* [WORK INSTRUCTIONS]: Go through the records and copy each line where the word "this" occurs.
───── GIVEN ENTRIES ─────
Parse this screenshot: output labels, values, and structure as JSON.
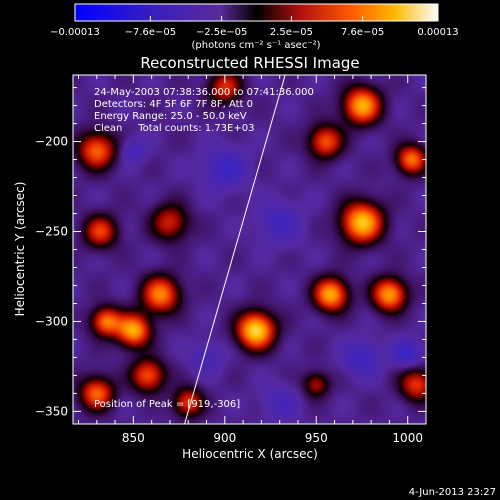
{
  "chart_data": {
    "type": "heatmap",
    "title": "Reconstructed RHESSI Image",
    "xlabel": "Heliocentric X (arcsec)",
    "ylabel": "Heliocentric Y (arcsec)",
    "xlim": [
      817,
      1010
    ],
    "ylim": [
      -357,
      -163
    ],
    "x_ticks": [
      850,
      900,
      950,
      1000
    ],
    "y_ticks": [
      -200,
      -250,
      -300,
      -350
    ],
    "x_tick_labels": [
      "850",
      "900",
      "950",
      "1000"
    ],
    "y_tick_labels": [
      "−200",
      "−250",
      "−300",
      "−350"
    ],
    "colorbar": {
      "range": [
        -0.00013,
        0.00013
      ],
      "ticks": [
        -0.00013,
        -7.6e-05,
        -2.5e-05,
        2.5e-05,
        7.6e-05,
        0.00013
      ],
      "tick_labels": [
        "−0.00013",
        "−7.6e−05",
        "−2.5e−05",
        "2.5e−05",
        "7.6e−05",
        "0.00013"
      ],
      "units_label": "(photons cm⁻² s⁻¹ asec⁻²)"
    },
    "annotations": [
      "24-May-2003 07:38:36.000 to 07:41:36.000",
      "Detectors: 4F 5F 6F 7F 8F, Att 0",
      "Energy Range: 25.0 - 50.0 keV",
      "Clean     Total counts: 1.73E+03"
    ],
    "peak_label": "Position of Peak = [919,-306]",
    "peak": [
      919,
      -306
    ],
    "limb_line": [
      [
        878,
        -357
      ],
      [
        933,
        -163
      ]
    ],
    "blobs": [
      {
        "x": 917,
        "y": -305,
        "r": 10,
        "v": 0.00013
      },
      {
        "x": 850,
        "y": -305,
        "r": 9,
        "v": 0.00011
      },
      {
        "x": 835,
        "y": -300,
        "r": 8,
        "v": 9e-05
      },
      {
        "x": 865,
        "y": -285,
        "r": 10,
        "v": 9.5e-05
      },
      {
        "x": 858,
        "y": -330,
        "r": 9,
        "v": 8e-05
      },
      {
        "x": 830,
        "y": -340,
        "r": 9,
        "v": 8.5e-05
      },
      {
        "x": 880,
        "y": -345,
        "r": 8,
        "v": 7e-05
      },
      {
        "x": 832,
        "y": -250,
        "r": 9,
        "v": 7e-05
      },
      {
        "x": 870,
        "y": -245,
        "r": 10,
        "v": 6e-05
      },
      {
        "x": 830,
        "y": -205,
        "r": 10,
        "v": 8.5e-05
      },
      {
        "x": 900,
        "y": -170,
        "r": 9,
        "v": 6.5e-05
      },
      {
        "x": 975,
        "y": -180,
        "r": 10,
        "v": 0.00011
      },
      {
        "x": 955,
        "y": -200,
        "r": 9,
        "v": 8e-05
      },
      {
        "x": 975,
        "y": -245,
        "r": 11,
        "v": 0.00012
      },
      {
        "x": 958,
        "y": -285,
        "r": 9,
        "v": 0.00011
      },
      {
        "x": 990,
        "y": -285,
        "r": 9,
        "v": 0.000105
      },
      {
        "x": 1002,
        "y": -210,
        "r": 8,
        "v": 9e-05
      },
      {
        "x": 1005,
        "y": -335,
        "r": 9,
        "v": 7e-05
      },
      {
        "x": 950,
        "y": -335,
        "r": 7,
        "v": 5e-05
      },
      {
        "x": 850,
        "y": -205,
        "r": -7,
        "v": -4e-05
      },
      {
        "x": 900,
        "y": -215,
        "r": 12,
        "v": -4.5e-05
      },
      {
        "x": 930,
        "y": -245,
        "r": 12,
        "v": -4e-05
      },
      {
        "x": 975,
        "y": -320,
        "r": 10,
        "v": -4.5e-05
      },
      {
        "x": 1000,
        "y": -318,
        "r": 8,
        "v": -5e-05
      },
      {
        "x": 890,
        "y": -320,
        "r": 9,
        "v": -3.5e-05
      },
      {
        "x": 930,
        "y": -345,
        "r": 10,
        "v": -3.5e-05
      }
    ]
  },
  "footer": {
    "timestamp": "4-Jun-2013 23:27"
  }
}
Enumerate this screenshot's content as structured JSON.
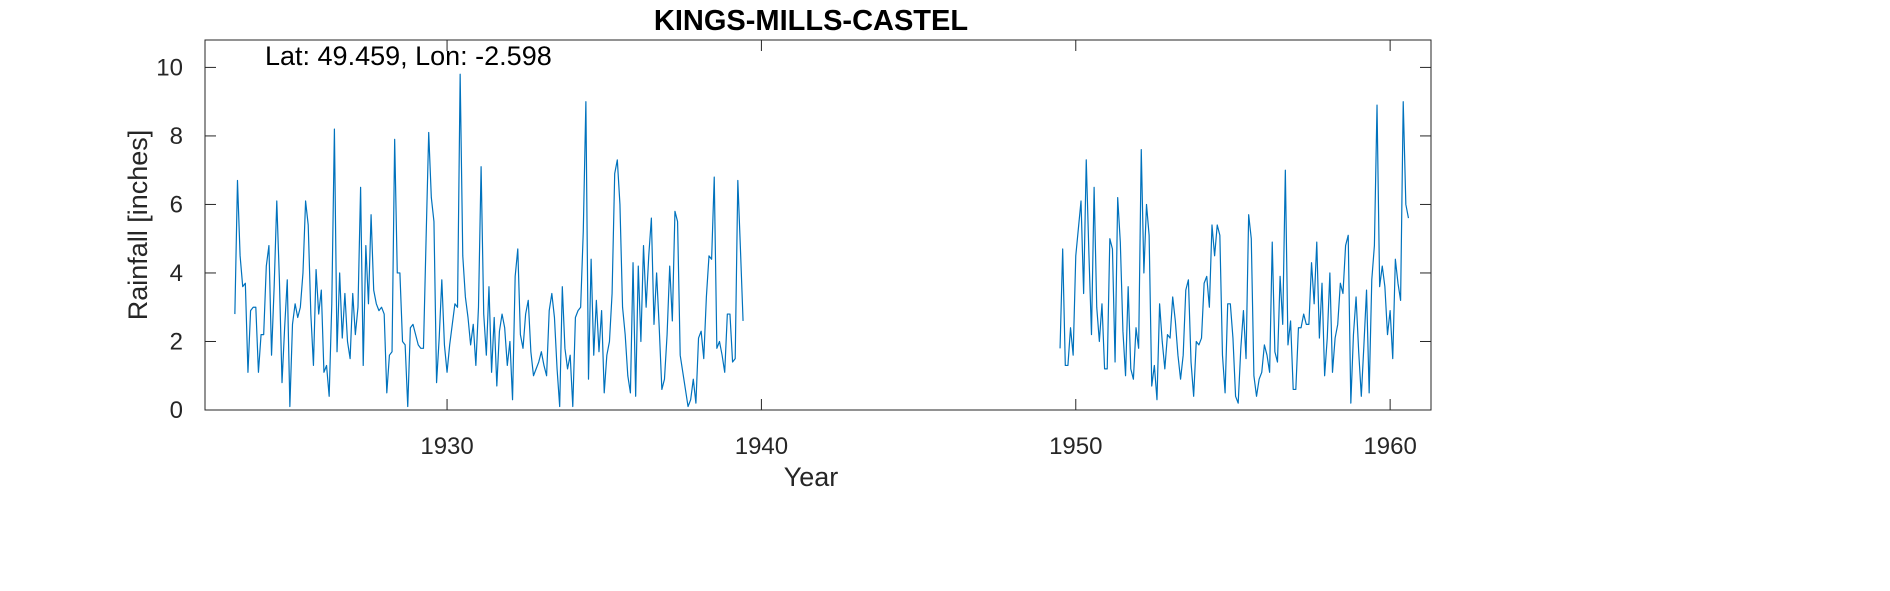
{
  "chart_data": {
    "type": "line",
    "title": "KINGS-MILLS-CASTEL",
    "xlabel": "Year",
    "ylabel": "Rainfall [inches]",
    "annotation": "Lat: 49.459, Lon: -2.598",
    "xlim": [
      1922.3,
      1961.3
    ],
    "ylim": [
      0,
      10.8
    ],
    "xticks": [
      1930,
      1940,
      1950,
      1960
    ],
    "yticks": [
      0,
      2,
      4,
      6,
      8,
      10
    ],
    "grid": false,
    "line_color": "#0072BD",
    "series": [
      {
        "start_year": 1923.25,
        "step": 0.08333,
        "values": [
          2.8,
          6.7,
          4.5,
          3.6,
          3.7,
          1.1,
          2.9,
          3.0,
          3.0,
          1.1,
          2.2,
          2.2,
          4.2,
          4.8,
          1.6,
          3.6,
          6.1,
          3.8,
          0.8,
          2.4,
          3.8,
          0.1,
          2.5,
          3.1,
          2.7,
          3.0,
          4.0,
          6.1,
          5.4,
          2.8,
          1.3,
          4.1,
          2.8,
          3.5,
          1.1,
          1.3,
          0.4,
          3.1,
          8.2,
          1.7,
          4.0,
          2.1,
          3.4,
          2.0,
          1.5,
          3.4,
          2.2,
          3.0,
          6.5,
          1.3,
          4.8,
          3.1,
          5.7,
          3.5,
          3.1,
          2.9,
          3.0,
          2.8,
          0.5,
          1.6,
          1.7,
          7.9,
          4.0,
          4.0,
          2.0,
          1.9,
          0.1,
          2.4,
          2.5,
          2.2,
          1.9,
          1.8,
          1.8,
          5.0,
          8.1,
          6.2,
          5.5,
          0.8,
          2.1,
          3.8,
          1.9,
          1.1,
          1.9,
          2.5,
          3.1,
          3.0,
          9.8,
          4.5,
          3.3,
          2.7,
          1.9,
          2.5,
          1.3,
          3.0,
          7.1,
          2.8,
          1.6,
          3.6,
          1.1,
          2.7,
          0.7,
          2.3,
          2.8,
          2.4,
          1.3,
          2.0,
          0.3,
          3.9,
          4.7,
          2.2,
          1.8,
          2.8,
          3.2,
          1.7,
          1.0,
          1.2,
          1.4,
          1.7,
          1.3,
          1.0,
          2.9,
          3.4,
          2.7,
          1.2,
          0.1,
          3.6,
          1.8,
          1.2,
          1.6,
          0.1,
          2.7,
          2.9,
          3.0,
          5.2,
          9.0,
          0.9,
          4.4,
          1.6,
          3.2,
          1.7,
          2.9,
          0.5,
          1.6,
          2.0,
          3.4,
          6.9,
          7.3,
          6.0,
          3.0,
          2.2,
          1.0,
          0.5,
          4.3,
          0.4,
          4.2,
          2.0,
          4.8,
          3.0,
          4.5,
          5.6,
          2.5,
          4.0,
          2.4,
          0.6,
          0.9,
          2.2,
          4.2,
          2.6,
          5.8,
          5.5,
          1.6,
          1.1,
          0.6,
          0.1,
          0.3,
          0.9,
          0.2,
          2.1,
          2.3,
          1.5,
          3.3,
          4.5,
          4.4,
          6.8,
          1.8,
          2.0,
          1.6,
          1.1,
          2.8,
          2.8,
          1.4,
          1.5,
          6.7,
          4.7,
          2.6
        ]
      },
      {
        "start_year": 1949.5,
        "step": 0.08333,
        "values": [
          1.8,
          4.7,
          1.3,
          1.3,
          2.4,
          1.6,
          4.5,
          5.3,
          6.1,
          3.4,
          7.3,
          4.6,
          2.2,
          6.5,
          3.0,
          2.0,
          3.1,
          1.2,
          1.2,
          5.0,
          4.7,
          1.4,
          6.2,
          4.9,
          2.3,
          1.0,
          3.6,
          1.2,
          0.9,
          2.4,
          1.8,
          7.6,
          4.0,
          6.0,
          5.1,
          0.7,
          1.3,
          0.3,
          3.1,
          2.0,
          1.2,
          2.2,
          2.1,
          3.3,
          2.6,
          1.6,
          0.9,
          1.6,
          3.5,
          3.8,
          1.4,
          0.4,
          2.0,
          1.9,
          2.1,
          3.7,
          3.9,
          3.0,
          5.4,
          4.5,
          5.4,
          5.1,
          1.6,
          0.5,
          3.1,
          3.1,
          2.1,
          0.4,
          0.2,
          1.8,
          2.9,
          1.5,
          5.7,
          5.0,
          1.0,
          0.4,
          0.9,
          1.1,
          1.9,
          1.6,
          1.1,
          4.9,
          1.7,
          1.4,
          3.9,
          2.5,
          7.0,
          1.9,
          2.6,
          0.6,
          0.6,
          2.4,
          2.4,
          2.8,
          2.5,
          2.5,
          4.3,
          3.1,
          4.9,
          2.1,
          3.7,
          1.0,
          2.1,
          4.0,
          1.1,
          2.1,
          2.5,
          3.7,
          3.4,
          4.8,
          5.1,
          0.2,
          2.2,
          3.3,
          1.7,
          0.4,
          1.9,
          3.5,
          0.5,
          3.8,
          4.8,
          8.9,
          3.6,
          4.2,
          3.6,
          2.2,
          2.9,
          1.5,
          4.4,
          3.7,
          3.2,
          9.0,
          6.0,
          5.6
        ]
      }
    ]
  }
}
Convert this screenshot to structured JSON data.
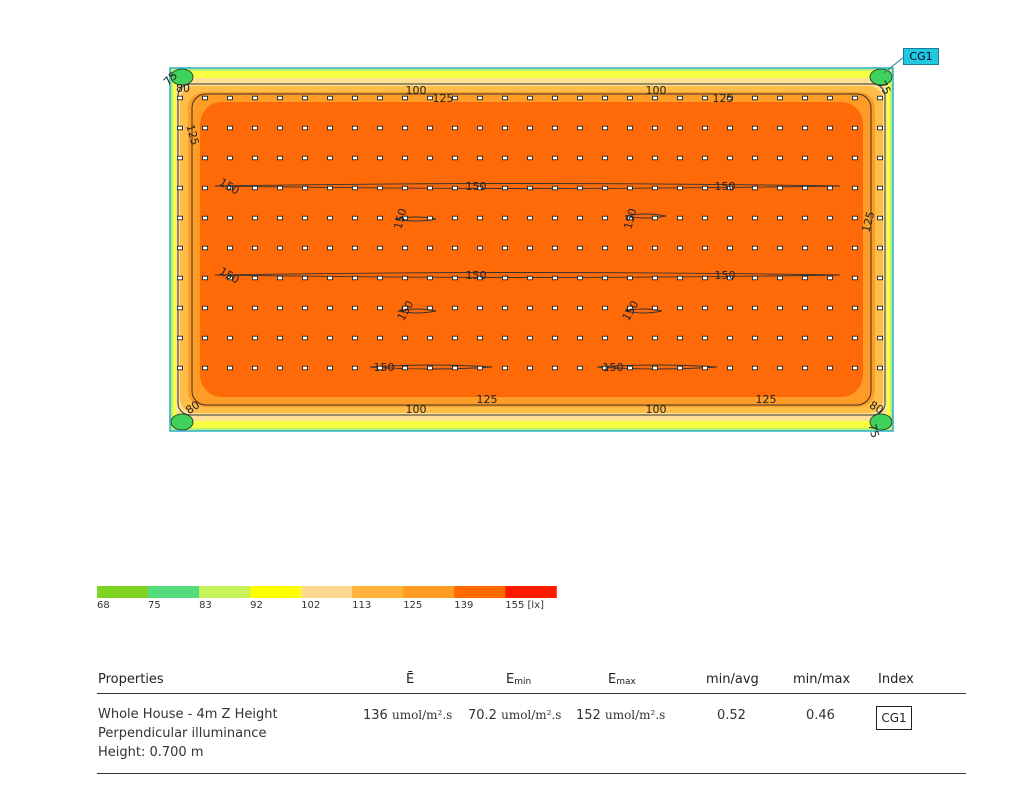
{
  "chart_data": {
    "type": "heatmap",
    "title": "",
    "legend_unit": "[lx]",
    "legend_levels": [
      "68",
      "75",
      "83",
      "92",
      "102",
      "113",
      "125",
      "139",
      "155 [lx]"
    ],
    "legend_colors": [
      "#7ed321",
      "#55dc7a",
      "#c8f25a",
      "#ffff00",
      "#ffd890",
      "#ffb33d",
      "#ff9a22",
      "#ff6a00",
      "#ff1a00"
    ],
    "contour_labels": [
      "100",
      "100",
      "125",
      "125",
      "125",
      "125",
      "150",
      "150",
      "150",
      "150",
      "150",
      "150",
      "150",
      "150",
      "150",
      "150",
      "150",
      "150",
      "125",
      "125",
      "100",
      "100",
      "80",
      "80",
      "80",
      "75",
      "75",
      "75"
    ],
    "calculation_grid": "CG1",
    "luminaire_rows": 10,
    "luminaire_cols": 29
  },
  "table": {
    "headers": {
      "properties": "Properties",
      "e_avg": "Ē",
      "e_min_base": "E",
      "e_min_sub": "min",
      "e_max_base": "E",
      "e_max_sub": "max",
      "min_avg": "min/avg",
      "min_max": "min/max",
      "index": "Index"
    },
    "row": {
      "name": "Whole House - 4m Z Height",
      "type": "Perpendicular illuminance",
      "height": "Height: 0.700 m",
      "e_avg": "136",
      "e_avg_unit": "umol/m².s",
      "e_min": "70.2",
      "e_min_unit": "umol/m².s",
      "e_max": "152",
      "e_max_unit": "umol/m².s",
      "min_avg": "0.52",
      "min_max": "0.46",
      "index": "CG1"
    }
  }
}
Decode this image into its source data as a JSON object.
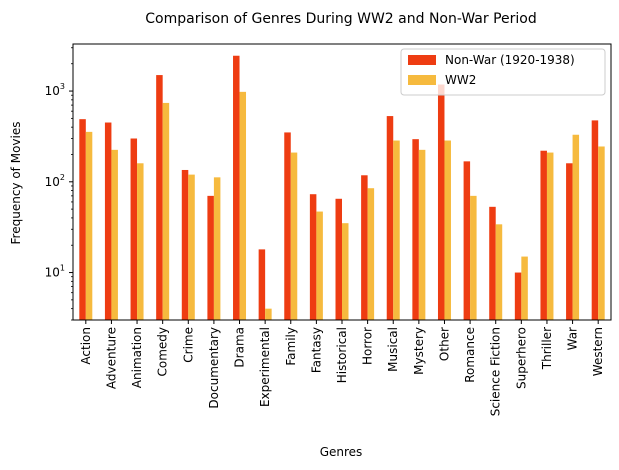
{
  "chart_data": {
    "type": "bar",
    "title": "Comparison of Genres During WW2 and Non-War Period",
    "xlabel": "Genres",
    "ylabel": "Frequency of Movies",
    "yscale": "log",
    "ylim": [
      3,
      3300
    ],
    "yticks": [
      {
        "value": 10,
        "base": "10",
        "exp": "1"
      },
      {
        "value": 100,
        "base": "10",
        "exp": "2"
      },
      {
        "value": 1000,
        "base": "10",
        "exp": "3"
      }
    ],
    "grid": false,
    "legend_position": "top-right",
    "categories": [
      "Action",
      "Adventure",
      "Animation",
      "Comedy",
      "Crime",
      "Documentary",
      "Drama",
      "Experimental",
      "Family",
      "Fantasy",
      "Historical",
      "Horror",
      "Musical",
      "Mystery",
      "Other",
      "Romance",
      "Science Fiction",
      "Superhero",
      "Thriller",
      "War",
      "Western"
    ],
    "series": [
      {
        "name": "Non-War (1920-1938)",
        "color": "#ee3c12",
        "values": [
          490,
          450,
          300,
          1500,
          135,
          70,
          2450,
          18,
          350,
          73,
          65,
          118,
          530,
          295,
          1180,
          168,
          53,
          10,
          220,
          160,
          475
        ]
      },
      {
        "name": "WW2",
        "color": "#f6ba3e",
        "values": [
          355,
          225,
          160,
          740,
          120,
          112,
          980,
          4,
          210,
          47,
          35,
          85,
          285,
          225,
          285,
          70,
          34,
          15,
          210,
          330,
          245
        ]
      }
    ]
  }
}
─────
* [CORRECT ANSWER]:
Parse this screenshot: output labels, values, and structure as JSON.
Enumerate this screenshot's content as structured JSON.
Convert this screenshot to structured JSON data.
Decode this image into its source data as a JSON object.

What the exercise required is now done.